Records from a dataset:
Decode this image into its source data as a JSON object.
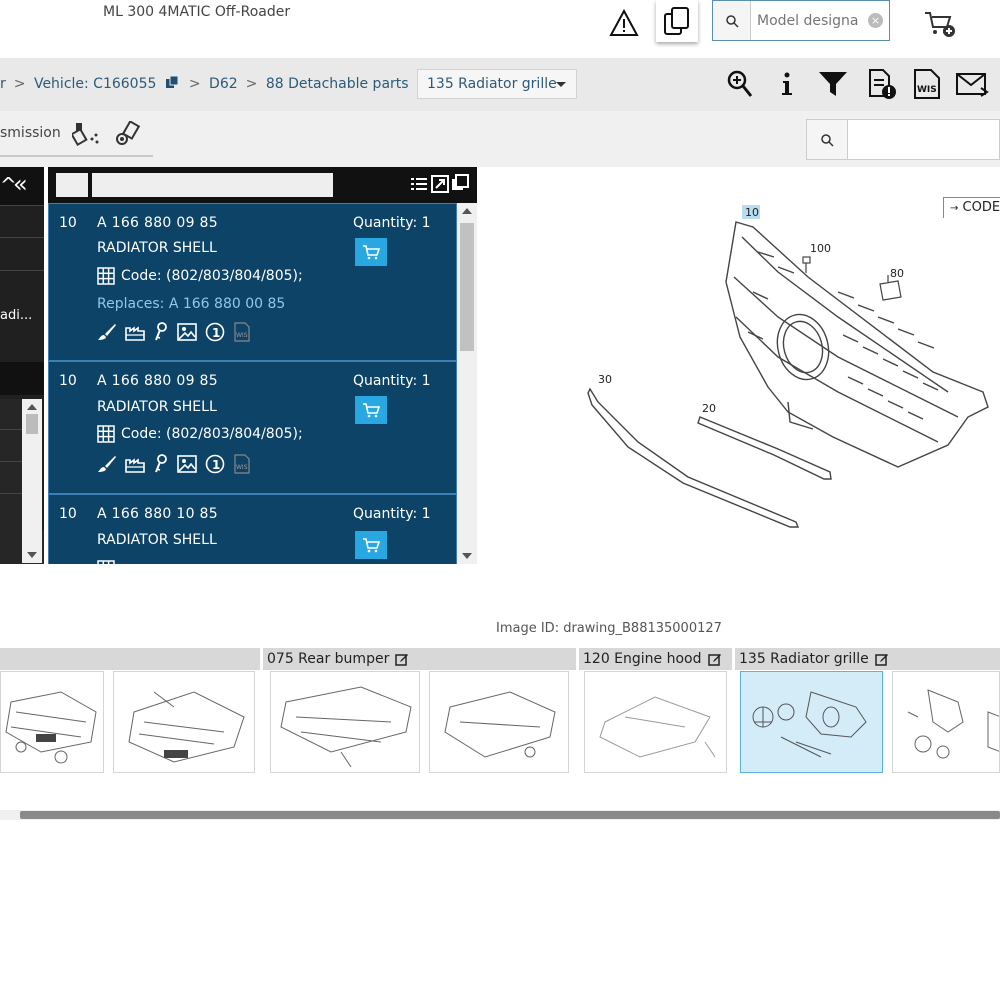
{
  "header": {
    "vehicle_title": "ML 300 4MATIC Off-Roader",
    "model_search_placeholder": "Model designa",
    "icons": [
      "warning-icon",
      "copy-icon",
      "search-icon",
      "add-to-cart-icon"
    ]
  },
  "breadcrumb": {
    "items": [
      "r",
      "Vehicle: C166055",
      "D62",
      "88 Detachable parts"
    ],
    "selected": "135 Radiator grille",
    "tools": [
      "zoom-icon",
      "info-icon",
      "filter-icon",
      "document-alert-icon",
      "wis-icon",
      "mail-icon"
    ]
  },
  "subbar": {
    "tab_label": "smission",
    "icons": [
      "spray-icon",
      "bolt-icon",
      "search-icon"
    ]
  },
  "left_panel": {
    "item_label": "adi..."
  },
  "parts": [
    {
      "pos": "10",
      "number": "A 166 880 09 85",
      "desc": "RADIATOR SHELL",
      "code": "Code: (802/803/804/805);",
      "replaces": "Replaces: A 166 880 00 85",
      "quantity": "Quantity: 1",
      "wis": "WIS"
    },
    {
      "pos": "10",
      "number": "A 166 880 09 85",
      "desc": "RADIATOR SHELL",
      "code": "Code: (802/803/804/805);",
      "quantity": "Quantity: 1",
      "wis": "WIS"
    },
    {
      "pos": "10",
      "number": "A 166 880 10 85",
      "desc": "RADIATOR SHELL",
      "quantity": "Quantity: 1"
    }
  ],
  "drawing": {
    "code_button": "CODE",
    "callouts": [
      "10",
      "100",
      "80",
      "30",
      "20"
    ],
    "image_id": "Image ID: drawing_B88135000127"
  },
  "thumbnails": {
    "labels": [
      "075 Rear bumper",
      "120 Engine hood",
      "135 Radiator grille"
    ]
  },
  "colors": {
    "accent": "#29a7e1",
    "parts_bg": "#0d4367",
    "selected_thumb": "#d3ecf8"
  }
}
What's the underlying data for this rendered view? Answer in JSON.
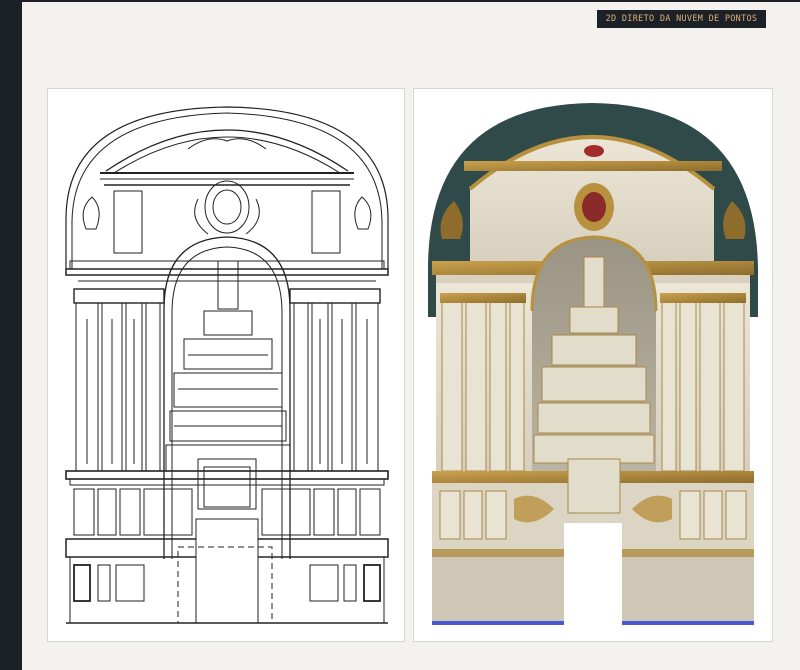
{
  "app": {
    "badge_label": "2D DIRETO DA NUVEM DE PONTOS"
  },
  "colors": {
    "sidebar": "#1c2127",
    "background": "#f4f2ee",
    "badge_text": "#d9b07a",
    "line_drawing": "#222222",
    "stone": "#e8e2d4",
    "gilding": "#b8913f",
    "shadow": "#2f4a48"
  },
  "panels": {
    "left": {
      "content": "altarpiece-line-drawing"
    },
    "right": {
      "content": "altarpiece-point-cloud-render"
    }
  }
}
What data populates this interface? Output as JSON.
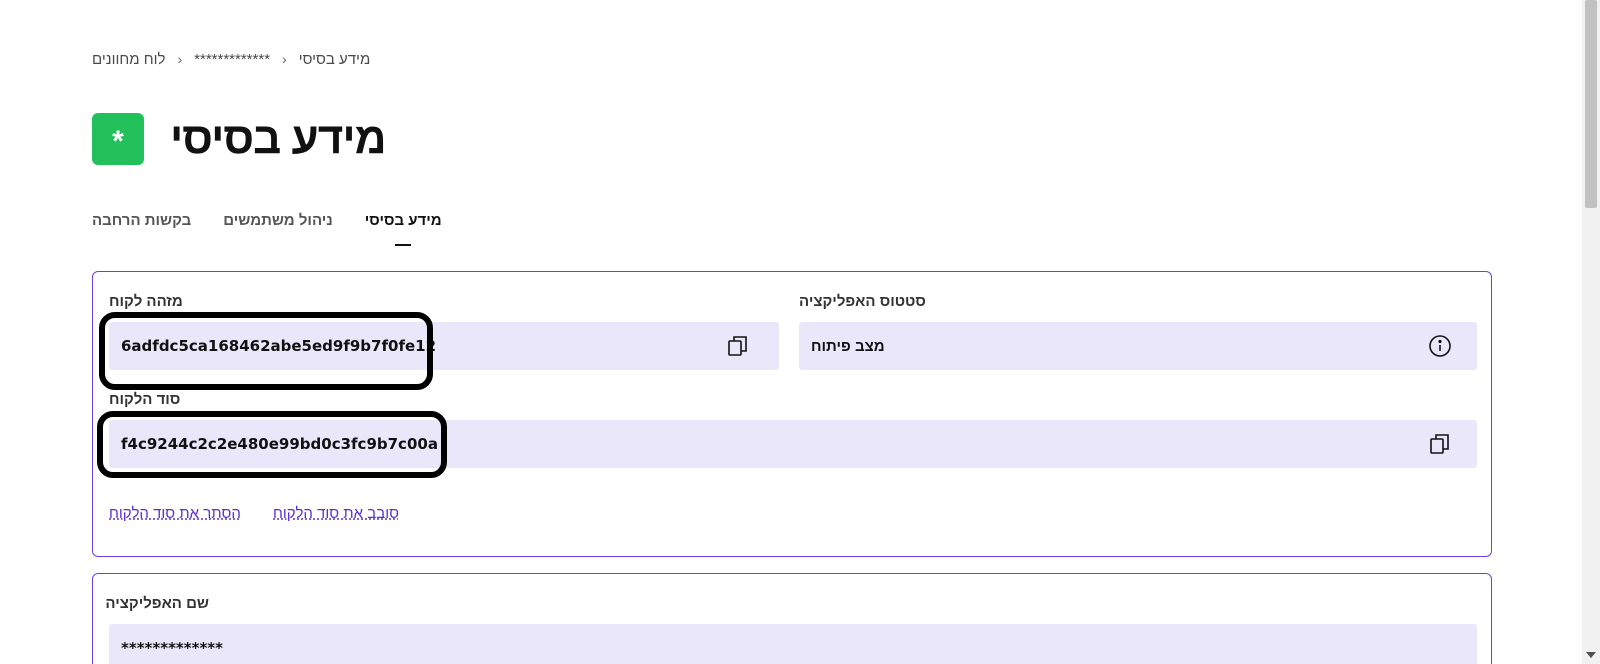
{
  "breadcrumb": {
    "items": [
      "מידע בסיסי",
      "*************",
      "לוח מחוונים"
    ],
    "separator": "‹"
  },
  "header": {
    "title": "מידע בסיסי",
    "badge_symbol": "*",
    "badge_color": "#22c05a"
  },
  "tabs": [
    {
      "label": "מידע בסיסי",
      "active": true
    },
    {
      "label": "ניהול משתמשים",
      "active": false
    },
    {
      "label": "בקשות הרחבה",
      "active": false
    }
  ],
  "credentials": {
    "client_id_label": "מזהה לקוח",
    "client_id_value": "6adfdc5ca168462abe5ed9f9b7f0fe12",
    "app_status_label": "סטטוס האפליקציה",
    "app_status_value": "מצב פיתוח",
    "client_secret_label": "סוד הלקוח",
    "client_secret_value": "f4c9244c2c2e480e99bd0c3fc9b7c00a",
    "hide_secret_link": "הסתר את סוד הלקוח",
    "rotate_secret_link": "סובב את סוד הלקוח"
  },
  "app_info": {
    "app_name_label": "שם האפליקציה",
    "app_name_value": "*************"
  },
  "icons": {
    "copy": "copy-icon",
    "info": "info-icon"
  },
  "colors": {
    "accent": "#6c3fe0",
    "field_bg": "#ebe7fb",
    "link": "#5a2fd6"
  }
}
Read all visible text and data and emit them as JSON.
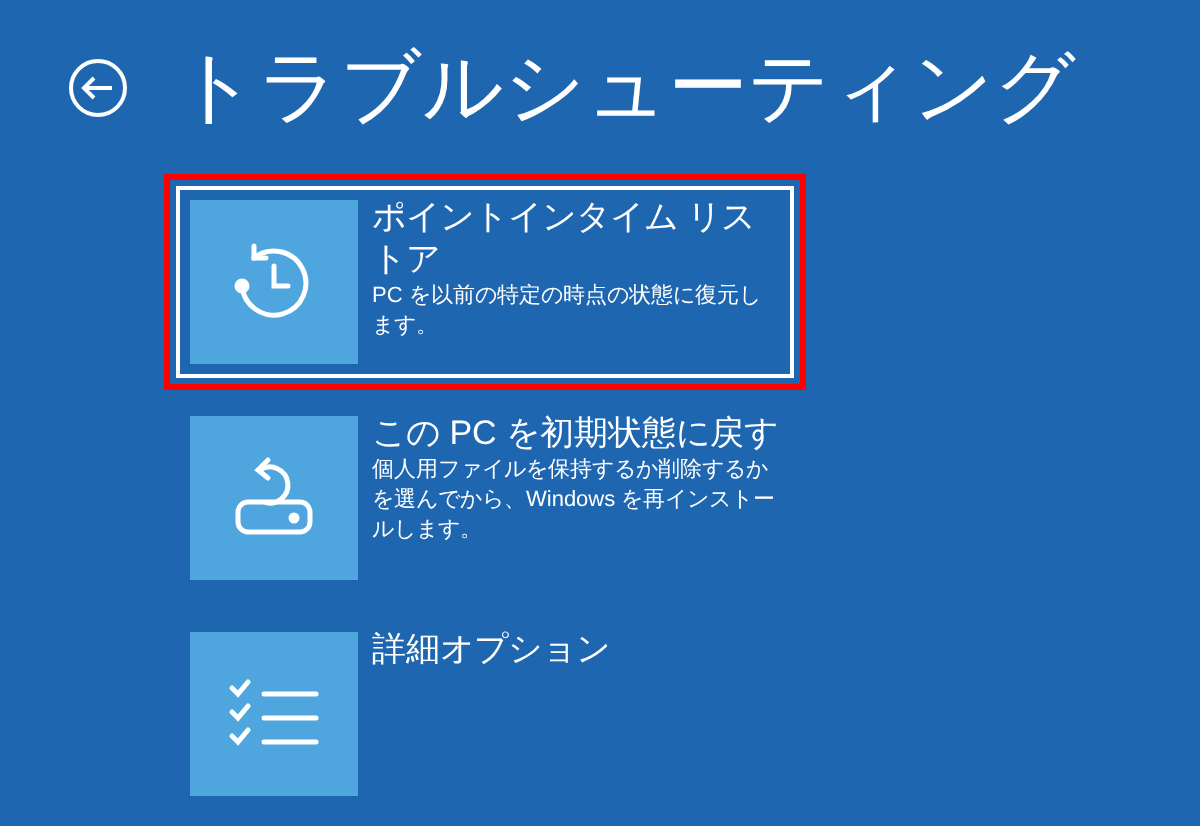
{
  "header": {
    "title": "トラブルシューティング"
  },
  "options": [
    {
      "kind": "restore",
      "title": "ポイントインタイム リストア",
      "description": "PC を以前の特定の時点の状態に復元します。",
      "selected": true,
      "highlighted": true
    },
    {
      "kind": "reset",
      "title": "この PC を初期状態に戻す",
      "description": "個人用ファイルを保持するか削除するかを選んでから、Windows を再インストールします。",
      "selected": false,
      "highlighted": false
    },
    {
      "kind": "advanced",
      "title": "詳細オプション",
      "selected": false,
      "highlighted": false
    }
  ]
}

# [Work to complete]
Copy the records word for word, leaving no picture in the copy.

# [Exercise result]
Decode this image into its source data as a JSON object.
{
  "header": {
    "vehicle_title": "ML 300 4MATIC Off-Roader",
    "model_search_placeholder": "Model designa",
    "icons": [
      "warning-icon",
      "copy-icon",
      "search-icon",
      "add-to-cart-icon"
    ]
  },
  "breadcrumb": {
    "items": [
      "r",
      "Vehicle: C166055",
      "D62",
      "88 Detachable parts"
    ],
    "selected": "135 Radiator grille",
    "tools": [
      "zoom-icon",
      "info-icon",
      "filter-icon",
      "document-alert-icon",
      "wis-icon",
      "mail-icon"
    ]
  },
  "subbar": {
    "tab_label": "smission",
    "icons": [
      "spray-icon",
      "bolt-icon",
      "search-icon"
    ]
  },
  "left_panel": {
    "item_label": "adi..."
  },
  "parts": [
    {
      "pos": "10",
      "number": "A 166 880 09 85",
      "desc": "RADIATOR SHELL",
      "code": "Code: (802/803/804/805);",
      "replaces": "Replaces: A 166 880 00 85",
      "quantity": "Quantity: 1",
      "wis": "WIS"
    },
    {
      "pos": "10",
      "number": "A 166 880 09 85",
      "desc": "RADIATOR SHELL",
      "code": "Code: (802/803/804/805);",
      "quantity": "Quantity: 1",
      "wis": "WIS"
    },
    {
      "pos": "10",
      "number": "A 166 880 10 85",
      "desc": "RADIATOR SHELL",
      "quantity": "Quantity: 1"
    }
  ],
  "drawing": {
    "code_button": "CODE",
    "callouts": [
      "10",
      "100",
      "80",
      "30",
      "20"
    ],
    "image_id": "Image ID: drawing_B88135000127"
  },
  "thumbnails": {
    "labels": [
      "075 Rear bumper",
      "120 Engine hood",
      "135 Radiator grille"
    ]
  },
  "colors": {
    "accent": "#29a7e1",
    "parts_bg": "#0d4367",
    "selected_thumb": "#d3ecf8"
  }
}
What's the underlying data for this rendered view? Answer in JSON.
{
  "app": {
    "badge_label": "2D DIRETO DA NUVEM DE PONTOS"
  },
  "colors": {
    "sidebar": "#1c2127",
    "background": "#f4f2ee",
    "badge_text": "#d9b07a",
    "line_drawing": "#222222",
    "stone": "#e8e2d4",
    "gilding": "#b8913f",
    "shadow": "#2f4a48"
  },
  "panels": {
    "left": {
      "content": "altarpiece-line-drawing"
    },
    "right": {
      "content": "altarpiece-point-cloud-render"
    }
  }
}
What data populates this interface? Output as JSON.
{
  "breadcrumb": {
    "items": [
      "מידע בסיסי",
      "*************",
      "לוח מחוונים"
    ],
    "separator": "‹"
  },
  "header": {
    "title": "מידע בסיסי",
    "badge_symbol": "*",
    "badge_color": "#22c05a"
  },
  "tabs": [
    {
      "label": "מידע בסיסי",
      "active": true
    },
    {
      "label": "ניהול משתמשים",
      "active": false
    },
    {
      "label": "בקשות הרחבה",
      "active": false
    }
  ],
  "credentials": {
    "client_id_label": "מזהה לקוח",
    "client_id_value": "6adfdc5ca168462abe5ed9f9b7f0fe12",
    "app_status_label": "סטטוס האפליקציה",
    "app_status_value": "מצב פיתוח",
    "client_secret_label": "סוד הלקוח",
    "client_secret_value": "f4c9244c2c2e480e99bd0c3fc9b7c00a",
    "hide_secret_link": "הסתר את סוד הלקוח",
    "rotate_secret_link": "סובב את סוד הלקוח"
  },
  "app_info": {
    "app_name_label": "שם האפליקציה",
    "app_name_value": "*************"
  },
  "icons": {
    "copy": "copy-icon",
    "info": "info-icon"
  },
  "colors": {
    "accent": "#6c3fe0",
    "field_bg": "#ebe7fb",
    "link": "#5a2fd6"
  }
}
Read all visible text and data and emit them as JSON.
{
  "header": {
    "title": "トラブルシューティング"
  },
  "options": [
    {
      "kind": "restore",
      "title": "ポイントインタイム リストア",
      "description": "PC を以前の特定の時点の状態に復元します。",
      "selected": true,
      "highlighted": true
    },
    {
      "kind": "reset",
      "title": "この PC を初期状態に戻す",
      "description": "個人用ファイルを保持するか削除するかを選んでから、Windows を再インストールします。",
      "selected": false,
      "highlighted": false
    },
    {
      "kind": "advanced",
      "title": "詳細オプション",
      "selected": false,
      "highlighted": false
    }
  ]
}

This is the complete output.